— Data entries —
────────────────────

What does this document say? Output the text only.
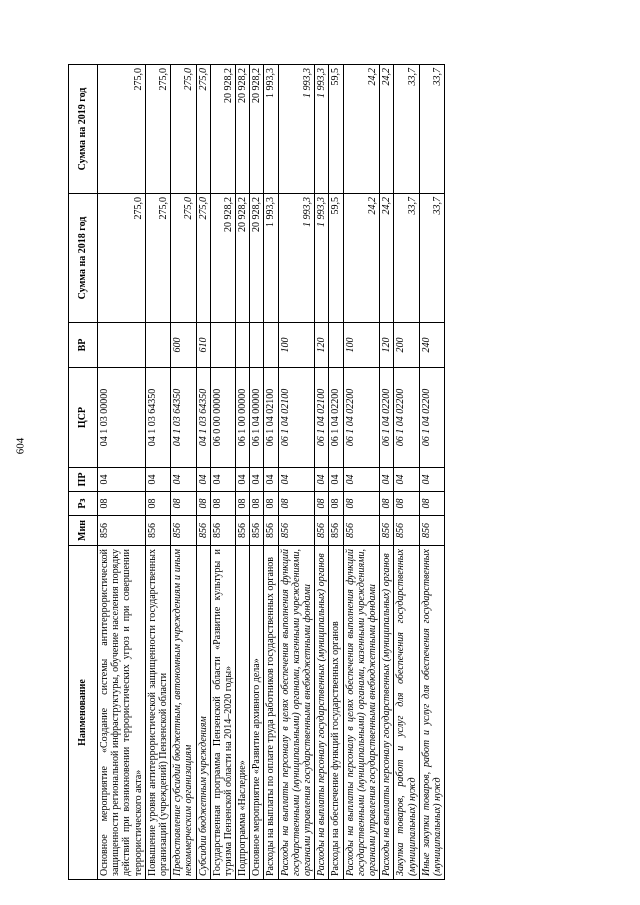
604
Наименование	Мин	Рз	ПР	ЦСР	ВР	Сумма на 2018 год	Сумма на 2019 год
Основное мероприятие «Создание системы антитеррористической защищенности региональной инфраструктуры, обучение населения порядку действий при возникновении террористических угроз и при совершении террористического акта»	856	08	04	04 1 03 00000		275,0	275,0
Повышение уровня антитеррористической защищенности государственных организаций (учреждений) Пензенской области	856	08	04	04 1 03 64350		275,0	275,0
Предоставление субсидий бюджетным, автономным учреждениям и иным некоммерческим организациям	856	08	04	04 1 03 64350	600	275,0	275,0
Субсидии бюджетным учреждениям	856	08	04	04 1 03 64350	610	275,0	275,0
Государственная программа Пензенской области «Развитие культуры и туризма Пензенской области на 2014–2020 годы»	856	08	04	06 0 00 00000		20 928,2	20 928,2
Подпрограмма «Наследие»	856	08	04	06 1 00 00000		20 928,2	20 928,2
Основное мероприятие «Развитие архивного дела»	856	08	04	06 1 04 00000		20 928,2	20 928,2
Расходы на выплаты по оплате труда работников государственных органов	856	08	04	06 1 04 02100		1 993,3	1 993,3
Расходы на выплаты персоналу в целях обеспечения выполнения функций государственными (муниципальными) органами, казенными учреждениями, органами управления государственными внебюджетными фондами	856	08	04	06 1 04 02100	100	1 993,3	1 993,3
Расходы на выплаты персоналу государственных (муниципальных) органов	856	08	04	06 1 04 02100	120	1 993,3	1 993,3
Расходы на обеспечение функций государственных органов	856	08	04	06 1 04 02200		59,5	59,5
Расходы на выплаты персоналу в целях обеспечения выполнения функций государственными (муниципальными) органами, казенными учреждениями, органами управления государственными внебюджетными фондами	856	08	04	06 1 04 02200	100	24,2	24,2
Расходы на выплаты персоналу государственных (муниципальных) органов	856	08	04	06 1 04 02200	120	24,2	24,2
Закупка товаров, работ и услуг для обеспечения государственных (муниципальных) нужд	856	08	04	06 1 04 02200	200	33,7	33,7
Иные закупки товаров, работ и услуг для обеспечения государственных (муниципальных) нужд	856	08	04	06 1 04 02200	240	33,7	33,7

────────────────────

Without the pictures, repeat the listing above exactly.

What does this document say? Output the text only.
604
Наименование	Мин	Рз	ПР	ЦСР	ВР	Сумма на 2018 год	Сумма на 2019 год
Основное мероприятие «Создание системы антитеррористической защищенности региональной инфраструктуры, обучение населения порядку действий при возникновении террористических угроз и при совершении террористического акта»	856	08	04	04 1 03 00000		275,0	275,0
Повышение уровня антитеррористической защищенности государственных организаций (учреждений) Пензенской области	856	08	04	04 1 03 64350		275,0	275,0
Предоставление субсидий бюджетным, автономным учреждениям и иным некоммерческим организациям	856	08	04	04 1 03 64350	600	275,0	275,0
Субсидии бюджетным учреждениям	856	08	04	04 1 03 64350	610	275,0	275,0
Государственная программа Пензенской области «Развитие культуры и туризма Пензенской области на 2014–2020 годы»	856	08	04	06 0 00 00000		20 928,2	20 928,2
Подпрограмма «Наследие»	856	08	04	06 1 00 00000		20 928,2	20 928,2
Основное мероприятие «Развитие архивного дела»	856	08	04	06 1 04 00000		20 928,2	20 928,2
Расходы на выплаты по оплате труда работников государственных органов	856	08	04	06 1 04 02100		1 993,3	1 993,3
Расходы на выплаты персоналу в целях обеспечения выполнения функций государственными (муниципальными) органами, казенными учреждениями, органами управления государственными внебюджетными фондами	856	08	04	06 1 04 02100	100	1 993,3	1 993,3
Расходы на выплаты персоналу государственных (муниципальных) органов	856	08	04	06 1 04 02100	120	1 993,3	1 993,3
Расходы на обеспечение функций государственных органов	856	08	04	06 1 04 02200		59,5	59,5
Расходы на выплаты персоналу в целях обеспечения выполнения функций государственными (муниципальными) органами, казенными учреждениями, органами управления государственными внебюджетными фондами	856	08	04	06 1 04 02200	100	24,2	24,2
Расходы на выплаты персоналу государственных (муниципальных) органов	856	08	04	06 1 04 02200	120	24,2	24,2
Закупка товаров, работ и услуг для обеспечения государственных (муниципальных) нужд	856	08	04	06 1 04 02200	200	33,7	33,7
Иные закупки товаров, работ и услуг для обеспечения государственных (муниципальных) нужд	856	08	04	06 1 04 02200	240	33,7	33,7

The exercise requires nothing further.